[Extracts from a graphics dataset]

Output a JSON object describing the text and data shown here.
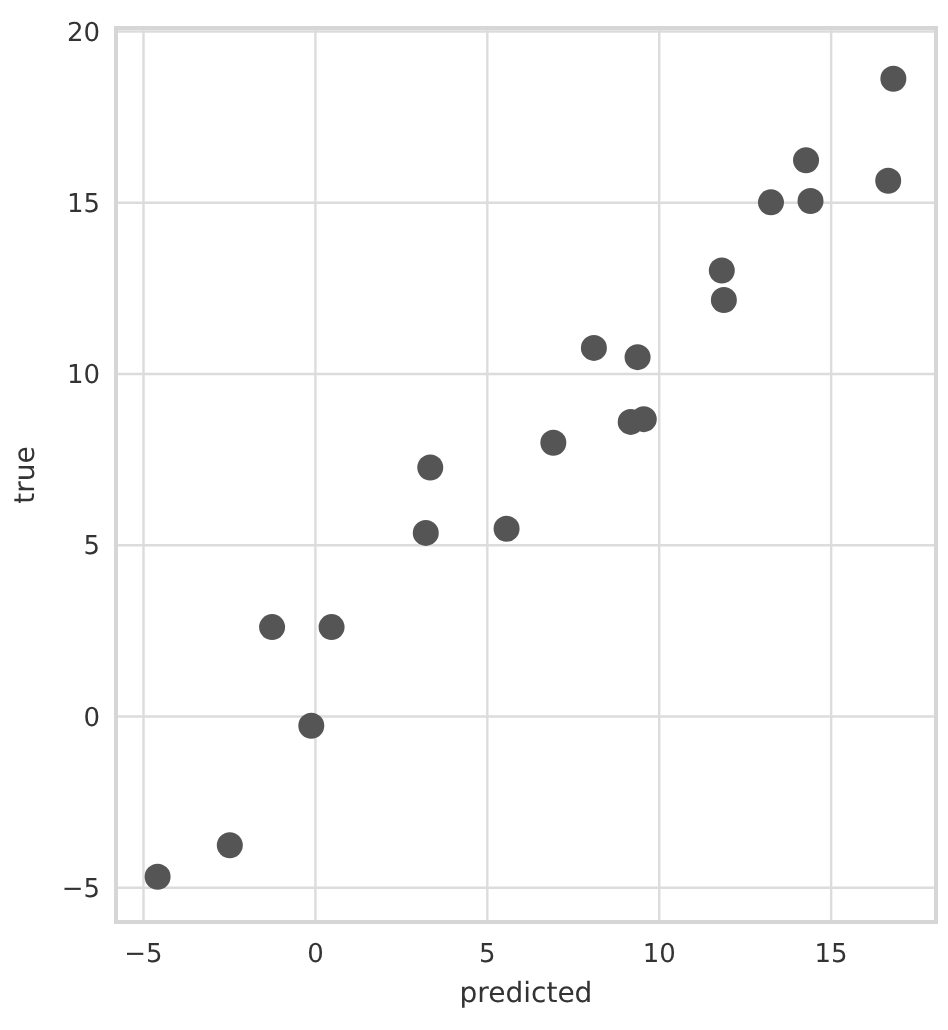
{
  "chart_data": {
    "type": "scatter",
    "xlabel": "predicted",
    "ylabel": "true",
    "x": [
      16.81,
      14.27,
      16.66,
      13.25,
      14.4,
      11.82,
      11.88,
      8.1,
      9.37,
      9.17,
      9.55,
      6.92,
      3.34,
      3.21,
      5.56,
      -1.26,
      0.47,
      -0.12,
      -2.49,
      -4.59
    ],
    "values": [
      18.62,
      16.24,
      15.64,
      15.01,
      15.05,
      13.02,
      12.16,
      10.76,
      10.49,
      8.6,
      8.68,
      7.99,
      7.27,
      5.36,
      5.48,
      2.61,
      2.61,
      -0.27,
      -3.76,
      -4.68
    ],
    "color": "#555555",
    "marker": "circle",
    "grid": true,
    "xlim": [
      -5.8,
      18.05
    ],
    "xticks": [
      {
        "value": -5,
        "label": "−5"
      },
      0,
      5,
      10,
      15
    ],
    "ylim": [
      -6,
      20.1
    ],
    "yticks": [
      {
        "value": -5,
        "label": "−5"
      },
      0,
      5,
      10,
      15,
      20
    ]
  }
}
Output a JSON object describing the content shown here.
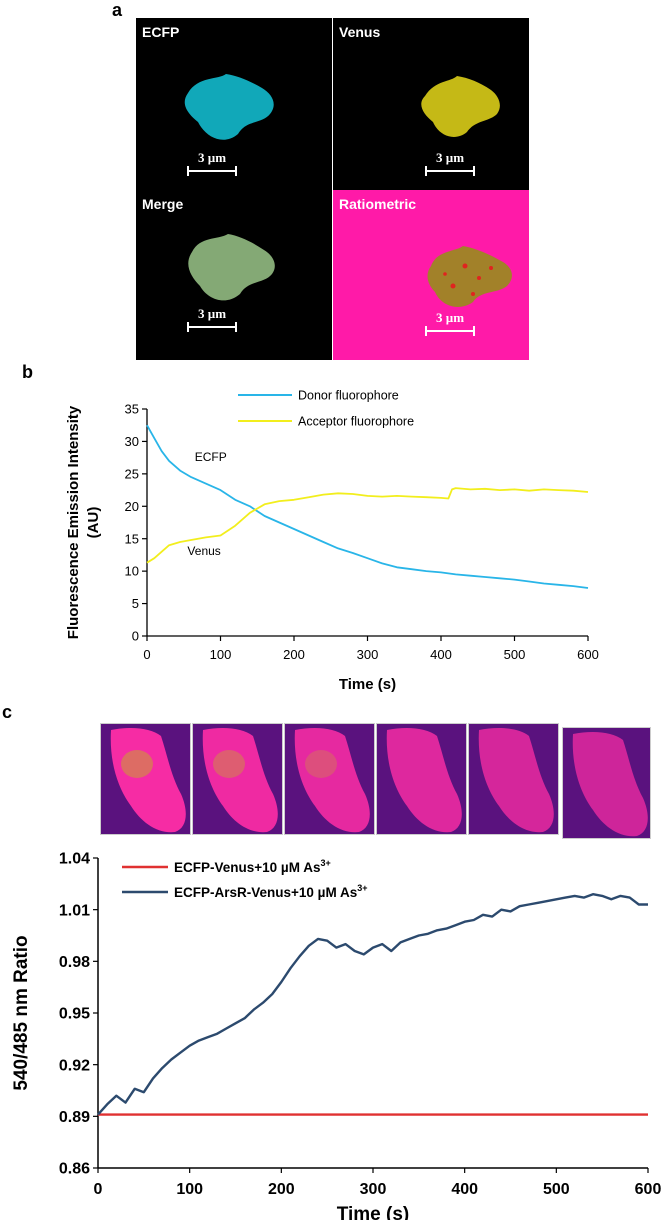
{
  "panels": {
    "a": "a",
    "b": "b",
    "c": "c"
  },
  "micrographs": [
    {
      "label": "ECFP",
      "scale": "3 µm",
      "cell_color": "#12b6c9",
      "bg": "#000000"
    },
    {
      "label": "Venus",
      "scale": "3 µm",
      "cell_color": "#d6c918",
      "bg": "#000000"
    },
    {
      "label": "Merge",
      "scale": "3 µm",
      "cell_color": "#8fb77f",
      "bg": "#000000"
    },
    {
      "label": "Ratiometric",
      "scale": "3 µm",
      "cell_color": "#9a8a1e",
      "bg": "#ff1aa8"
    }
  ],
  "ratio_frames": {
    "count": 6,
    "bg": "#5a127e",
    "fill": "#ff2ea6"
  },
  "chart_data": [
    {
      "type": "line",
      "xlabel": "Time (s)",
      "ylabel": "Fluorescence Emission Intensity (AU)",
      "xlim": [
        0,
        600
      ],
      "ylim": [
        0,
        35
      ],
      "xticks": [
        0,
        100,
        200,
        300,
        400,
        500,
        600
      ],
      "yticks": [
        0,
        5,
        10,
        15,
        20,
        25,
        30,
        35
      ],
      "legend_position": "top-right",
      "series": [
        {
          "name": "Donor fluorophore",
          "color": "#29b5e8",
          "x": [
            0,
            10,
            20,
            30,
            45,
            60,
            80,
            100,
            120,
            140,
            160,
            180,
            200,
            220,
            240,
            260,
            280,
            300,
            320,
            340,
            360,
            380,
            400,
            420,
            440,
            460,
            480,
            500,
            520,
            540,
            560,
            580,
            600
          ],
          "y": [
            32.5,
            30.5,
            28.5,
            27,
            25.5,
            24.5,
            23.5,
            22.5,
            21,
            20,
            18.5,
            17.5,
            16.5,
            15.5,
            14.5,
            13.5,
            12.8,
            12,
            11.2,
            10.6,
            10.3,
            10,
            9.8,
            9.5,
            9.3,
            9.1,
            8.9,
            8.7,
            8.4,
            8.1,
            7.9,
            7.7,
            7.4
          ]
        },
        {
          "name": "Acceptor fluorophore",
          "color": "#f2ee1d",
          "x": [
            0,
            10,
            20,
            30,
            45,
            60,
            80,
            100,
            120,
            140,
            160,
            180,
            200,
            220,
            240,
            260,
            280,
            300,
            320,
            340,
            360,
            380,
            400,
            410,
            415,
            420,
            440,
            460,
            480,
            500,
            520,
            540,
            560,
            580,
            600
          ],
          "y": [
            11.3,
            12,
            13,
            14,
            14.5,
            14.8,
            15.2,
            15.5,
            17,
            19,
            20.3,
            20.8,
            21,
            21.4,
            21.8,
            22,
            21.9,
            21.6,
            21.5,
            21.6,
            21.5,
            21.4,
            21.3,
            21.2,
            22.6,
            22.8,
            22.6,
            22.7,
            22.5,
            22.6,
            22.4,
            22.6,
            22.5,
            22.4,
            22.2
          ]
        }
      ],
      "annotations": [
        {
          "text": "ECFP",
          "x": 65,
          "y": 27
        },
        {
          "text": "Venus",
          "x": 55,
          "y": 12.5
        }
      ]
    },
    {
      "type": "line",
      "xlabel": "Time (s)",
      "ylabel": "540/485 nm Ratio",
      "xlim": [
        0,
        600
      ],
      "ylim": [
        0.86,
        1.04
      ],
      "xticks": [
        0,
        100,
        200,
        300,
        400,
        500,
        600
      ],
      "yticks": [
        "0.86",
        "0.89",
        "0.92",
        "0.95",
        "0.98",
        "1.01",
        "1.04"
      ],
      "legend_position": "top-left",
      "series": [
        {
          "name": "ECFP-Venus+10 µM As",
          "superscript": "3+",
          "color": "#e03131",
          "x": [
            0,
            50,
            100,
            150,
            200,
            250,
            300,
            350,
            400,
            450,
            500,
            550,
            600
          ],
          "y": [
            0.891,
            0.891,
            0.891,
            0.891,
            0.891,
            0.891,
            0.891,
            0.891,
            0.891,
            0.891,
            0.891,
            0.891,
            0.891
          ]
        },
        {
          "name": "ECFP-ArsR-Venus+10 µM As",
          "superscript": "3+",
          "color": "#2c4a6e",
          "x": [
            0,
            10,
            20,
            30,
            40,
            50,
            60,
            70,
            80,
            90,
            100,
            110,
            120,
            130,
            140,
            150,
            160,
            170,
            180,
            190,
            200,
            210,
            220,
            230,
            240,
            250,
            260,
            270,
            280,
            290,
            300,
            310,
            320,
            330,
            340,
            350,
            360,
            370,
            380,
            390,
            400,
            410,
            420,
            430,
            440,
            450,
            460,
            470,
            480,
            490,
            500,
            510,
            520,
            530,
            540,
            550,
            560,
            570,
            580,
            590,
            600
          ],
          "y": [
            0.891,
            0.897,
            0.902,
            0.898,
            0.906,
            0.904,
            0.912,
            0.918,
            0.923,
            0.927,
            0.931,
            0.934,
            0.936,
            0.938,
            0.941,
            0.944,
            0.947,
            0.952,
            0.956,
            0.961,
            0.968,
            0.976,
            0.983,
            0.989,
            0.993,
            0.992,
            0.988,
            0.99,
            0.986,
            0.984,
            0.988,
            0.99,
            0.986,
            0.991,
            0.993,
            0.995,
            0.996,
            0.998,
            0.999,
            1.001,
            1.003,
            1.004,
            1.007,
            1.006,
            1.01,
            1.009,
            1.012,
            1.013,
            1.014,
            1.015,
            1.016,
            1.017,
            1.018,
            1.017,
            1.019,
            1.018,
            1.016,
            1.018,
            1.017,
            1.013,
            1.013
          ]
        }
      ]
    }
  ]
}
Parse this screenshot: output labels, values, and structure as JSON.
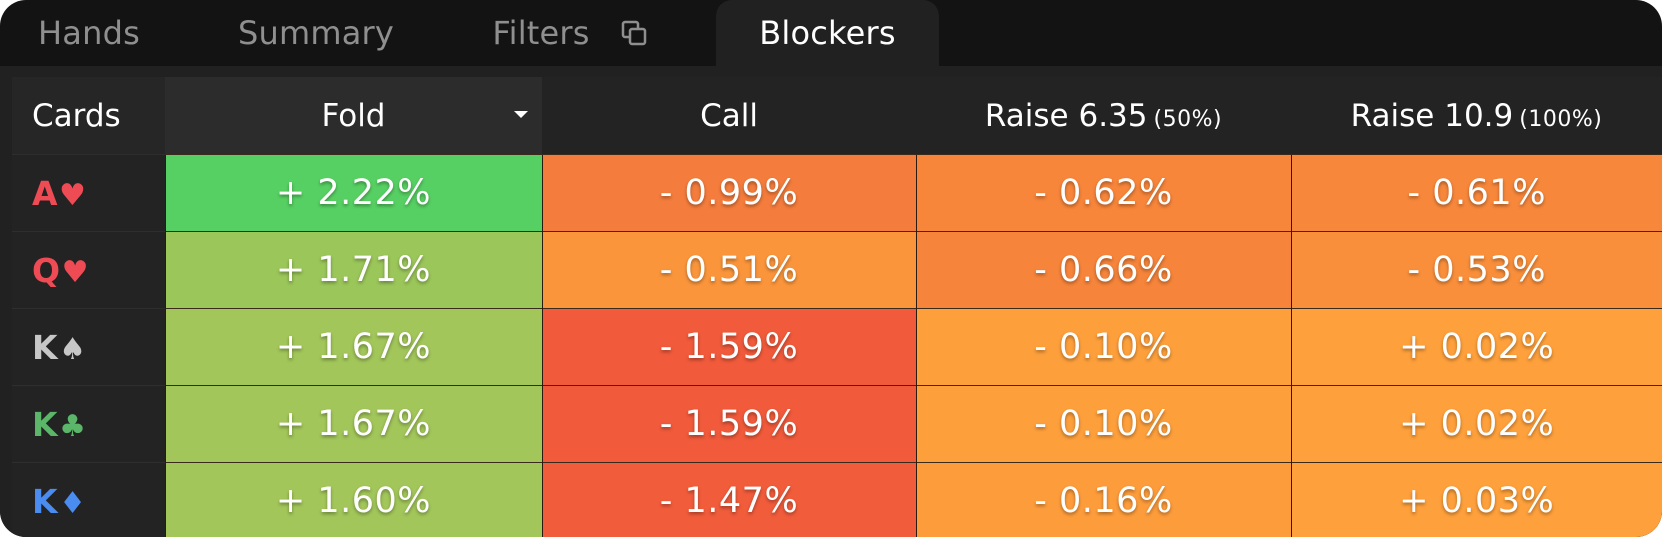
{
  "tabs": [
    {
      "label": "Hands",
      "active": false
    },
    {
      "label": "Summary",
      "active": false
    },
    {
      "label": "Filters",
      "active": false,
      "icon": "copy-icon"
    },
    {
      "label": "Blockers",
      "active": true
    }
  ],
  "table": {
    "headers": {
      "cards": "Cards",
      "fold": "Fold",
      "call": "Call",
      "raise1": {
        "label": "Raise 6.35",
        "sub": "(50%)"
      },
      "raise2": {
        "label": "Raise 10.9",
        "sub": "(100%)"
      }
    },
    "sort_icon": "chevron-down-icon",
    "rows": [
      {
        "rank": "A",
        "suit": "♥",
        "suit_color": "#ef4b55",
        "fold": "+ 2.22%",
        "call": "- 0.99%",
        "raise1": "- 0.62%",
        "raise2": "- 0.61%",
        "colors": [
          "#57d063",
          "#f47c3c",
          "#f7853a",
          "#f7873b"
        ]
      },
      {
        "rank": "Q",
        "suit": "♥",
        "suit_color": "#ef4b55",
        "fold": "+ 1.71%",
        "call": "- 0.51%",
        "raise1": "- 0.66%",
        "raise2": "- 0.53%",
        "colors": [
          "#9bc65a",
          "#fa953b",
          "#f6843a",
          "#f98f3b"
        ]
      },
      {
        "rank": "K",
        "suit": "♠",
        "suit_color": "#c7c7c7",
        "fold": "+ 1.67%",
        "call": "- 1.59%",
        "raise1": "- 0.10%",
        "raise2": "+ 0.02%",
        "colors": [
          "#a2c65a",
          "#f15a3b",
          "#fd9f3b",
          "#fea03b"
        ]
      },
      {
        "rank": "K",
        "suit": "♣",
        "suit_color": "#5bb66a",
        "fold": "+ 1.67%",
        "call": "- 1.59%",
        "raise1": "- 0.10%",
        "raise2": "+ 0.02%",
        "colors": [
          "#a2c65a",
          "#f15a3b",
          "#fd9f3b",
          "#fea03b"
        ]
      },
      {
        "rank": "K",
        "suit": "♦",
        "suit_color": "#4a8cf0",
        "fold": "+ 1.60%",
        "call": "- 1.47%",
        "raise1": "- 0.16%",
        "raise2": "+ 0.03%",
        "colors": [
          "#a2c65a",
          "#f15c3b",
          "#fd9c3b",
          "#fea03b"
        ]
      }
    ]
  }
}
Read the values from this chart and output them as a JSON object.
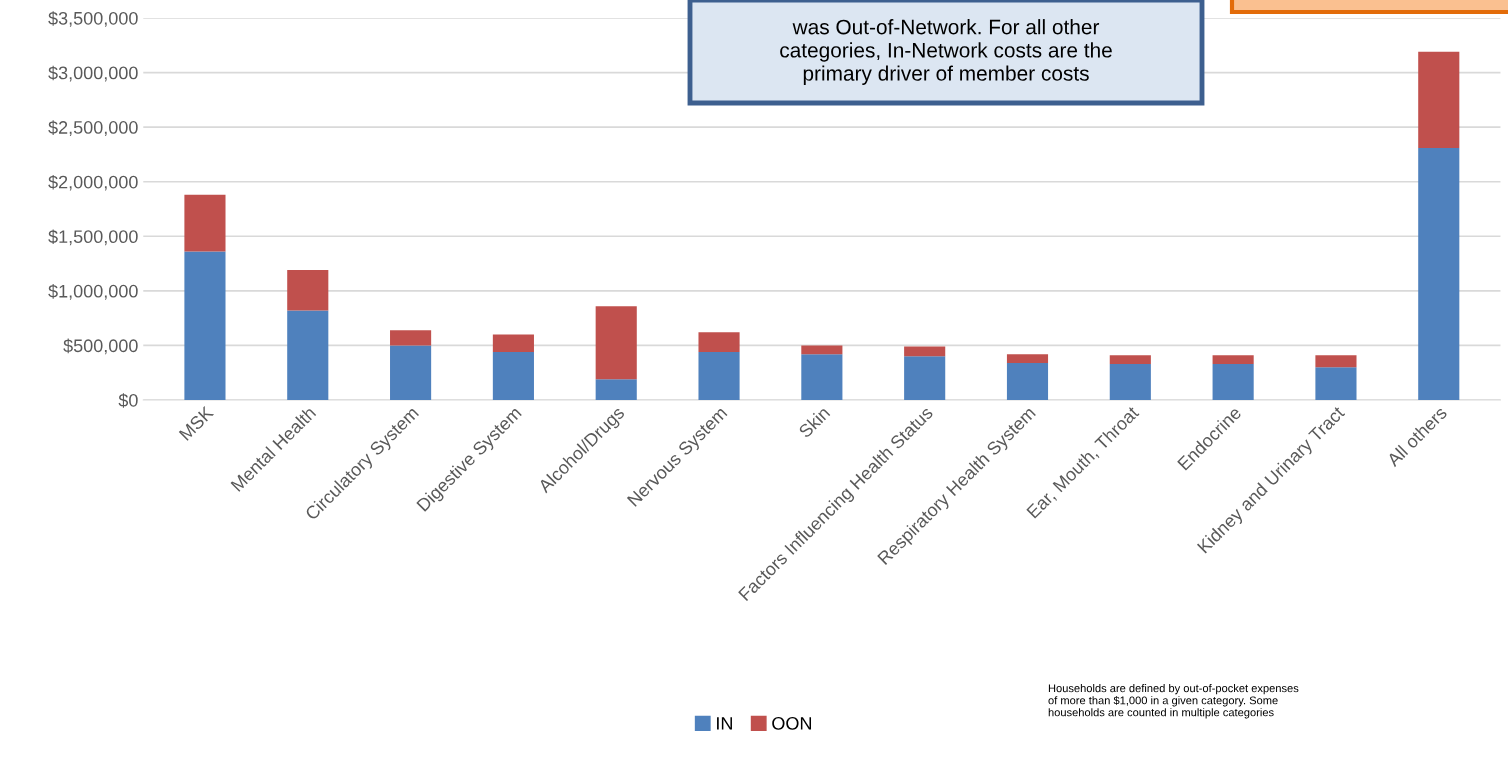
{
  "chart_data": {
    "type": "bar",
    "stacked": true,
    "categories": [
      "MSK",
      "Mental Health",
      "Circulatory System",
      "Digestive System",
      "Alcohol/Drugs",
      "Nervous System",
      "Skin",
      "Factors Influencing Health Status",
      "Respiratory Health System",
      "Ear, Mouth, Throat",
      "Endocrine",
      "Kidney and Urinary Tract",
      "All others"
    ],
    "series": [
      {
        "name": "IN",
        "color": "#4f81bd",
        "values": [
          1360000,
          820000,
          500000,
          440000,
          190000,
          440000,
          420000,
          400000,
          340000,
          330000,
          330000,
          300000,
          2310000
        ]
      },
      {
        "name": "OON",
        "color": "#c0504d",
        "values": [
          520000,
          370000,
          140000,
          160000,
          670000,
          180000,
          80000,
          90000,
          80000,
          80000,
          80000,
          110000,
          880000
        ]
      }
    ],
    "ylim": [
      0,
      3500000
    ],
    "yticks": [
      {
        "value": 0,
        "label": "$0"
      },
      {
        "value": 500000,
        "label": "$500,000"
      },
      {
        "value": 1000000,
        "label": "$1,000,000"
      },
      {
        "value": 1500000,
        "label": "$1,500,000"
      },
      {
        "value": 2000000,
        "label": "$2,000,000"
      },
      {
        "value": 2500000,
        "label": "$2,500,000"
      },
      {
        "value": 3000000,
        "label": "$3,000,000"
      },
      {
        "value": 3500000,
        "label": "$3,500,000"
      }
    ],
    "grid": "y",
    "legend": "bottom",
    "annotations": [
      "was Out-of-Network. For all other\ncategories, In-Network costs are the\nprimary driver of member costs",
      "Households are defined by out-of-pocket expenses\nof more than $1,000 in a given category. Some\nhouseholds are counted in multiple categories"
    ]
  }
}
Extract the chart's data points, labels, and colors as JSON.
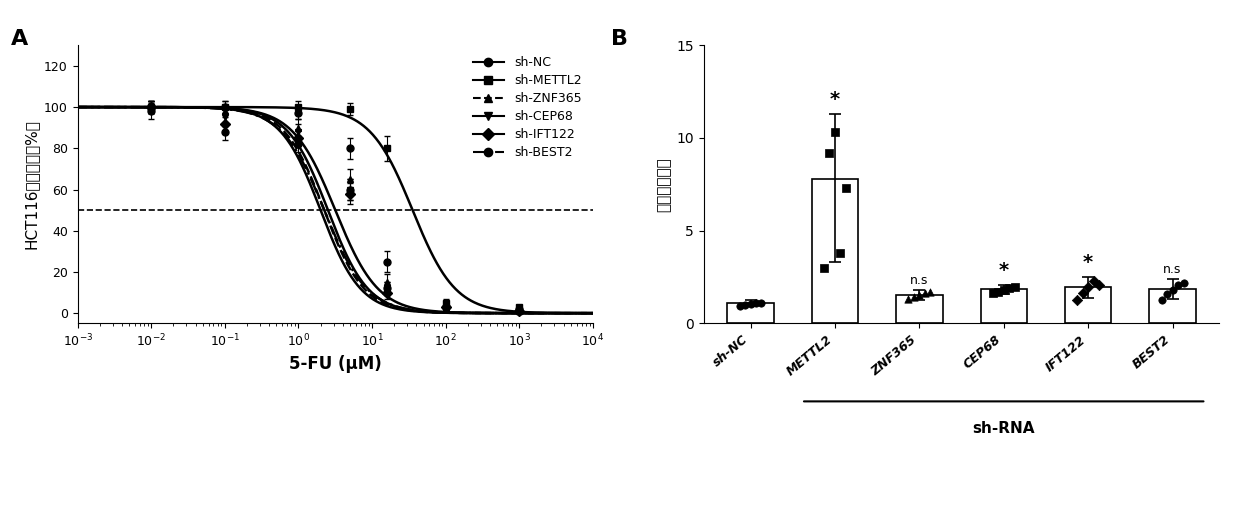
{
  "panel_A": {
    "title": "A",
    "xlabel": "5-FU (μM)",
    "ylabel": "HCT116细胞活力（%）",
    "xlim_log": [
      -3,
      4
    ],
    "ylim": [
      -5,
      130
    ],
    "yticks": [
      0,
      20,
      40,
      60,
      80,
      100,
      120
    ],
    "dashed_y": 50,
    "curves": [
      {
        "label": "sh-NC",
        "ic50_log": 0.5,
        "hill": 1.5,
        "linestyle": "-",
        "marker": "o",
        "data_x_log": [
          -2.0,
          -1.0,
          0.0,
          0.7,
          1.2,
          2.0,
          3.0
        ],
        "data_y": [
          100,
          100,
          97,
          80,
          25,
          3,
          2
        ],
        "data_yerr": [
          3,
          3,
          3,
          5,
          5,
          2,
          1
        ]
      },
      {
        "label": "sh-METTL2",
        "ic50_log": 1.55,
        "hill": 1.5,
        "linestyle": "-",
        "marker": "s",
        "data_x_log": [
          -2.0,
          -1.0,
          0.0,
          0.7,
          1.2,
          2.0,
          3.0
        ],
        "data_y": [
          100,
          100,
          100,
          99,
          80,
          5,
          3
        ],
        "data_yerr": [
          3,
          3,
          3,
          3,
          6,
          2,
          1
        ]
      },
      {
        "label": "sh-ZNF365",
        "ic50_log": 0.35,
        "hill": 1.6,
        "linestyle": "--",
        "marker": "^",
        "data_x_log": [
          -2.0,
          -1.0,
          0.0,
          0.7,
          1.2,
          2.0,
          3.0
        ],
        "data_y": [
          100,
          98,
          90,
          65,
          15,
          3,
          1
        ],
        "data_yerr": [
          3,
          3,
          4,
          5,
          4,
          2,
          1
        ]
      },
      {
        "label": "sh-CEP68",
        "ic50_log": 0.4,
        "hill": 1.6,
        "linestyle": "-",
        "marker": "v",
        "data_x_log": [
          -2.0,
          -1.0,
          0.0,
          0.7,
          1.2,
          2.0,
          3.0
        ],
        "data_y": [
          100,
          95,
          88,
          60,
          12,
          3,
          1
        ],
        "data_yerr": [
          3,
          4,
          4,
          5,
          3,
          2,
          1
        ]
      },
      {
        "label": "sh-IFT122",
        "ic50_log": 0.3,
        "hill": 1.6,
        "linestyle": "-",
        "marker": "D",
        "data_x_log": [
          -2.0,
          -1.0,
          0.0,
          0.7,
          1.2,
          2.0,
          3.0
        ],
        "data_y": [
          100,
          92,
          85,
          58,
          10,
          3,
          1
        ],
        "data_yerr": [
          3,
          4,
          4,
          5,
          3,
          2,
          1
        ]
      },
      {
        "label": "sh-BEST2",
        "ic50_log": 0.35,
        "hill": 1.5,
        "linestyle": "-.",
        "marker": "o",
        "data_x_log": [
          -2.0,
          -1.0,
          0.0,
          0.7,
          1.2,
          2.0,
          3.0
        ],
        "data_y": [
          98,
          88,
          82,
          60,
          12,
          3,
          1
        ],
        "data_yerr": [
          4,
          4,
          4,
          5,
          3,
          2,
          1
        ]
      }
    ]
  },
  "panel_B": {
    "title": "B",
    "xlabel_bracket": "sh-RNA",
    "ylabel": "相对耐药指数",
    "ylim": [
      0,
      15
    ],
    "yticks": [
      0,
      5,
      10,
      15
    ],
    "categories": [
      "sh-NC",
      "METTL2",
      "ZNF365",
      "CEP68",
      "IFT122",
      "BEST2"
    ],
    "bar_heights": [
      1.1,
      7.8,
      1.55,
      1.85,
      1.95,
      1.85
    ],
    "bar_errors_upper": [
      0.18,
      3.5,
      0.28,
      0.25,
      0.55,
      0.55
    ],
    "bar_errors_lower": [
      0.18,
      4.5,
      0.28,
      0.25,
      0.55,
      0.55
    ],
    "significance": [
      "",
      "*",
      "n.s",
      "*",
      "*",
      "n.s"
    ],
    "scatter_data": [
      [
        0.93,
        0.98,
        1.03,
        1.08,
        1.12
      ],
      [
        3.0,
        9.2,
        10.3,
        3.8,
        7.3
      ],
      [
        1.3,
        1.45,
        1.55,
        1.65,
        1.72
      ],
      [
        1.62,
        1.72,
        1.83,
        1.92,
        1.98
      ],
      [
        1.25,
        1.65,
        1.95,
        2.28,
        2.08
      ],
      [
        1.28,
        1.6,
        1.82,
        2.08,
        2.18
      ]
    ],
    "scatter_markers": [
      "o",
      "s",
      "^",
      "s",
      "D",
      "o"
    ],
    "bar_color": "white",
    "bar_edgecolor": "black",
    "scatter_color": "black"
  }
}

**Work to do**. Filter the entries down to the lines with the word "active" in them.

**Solved exercise**.
      "active": false
      "active": false
      "active": false,
      "active": true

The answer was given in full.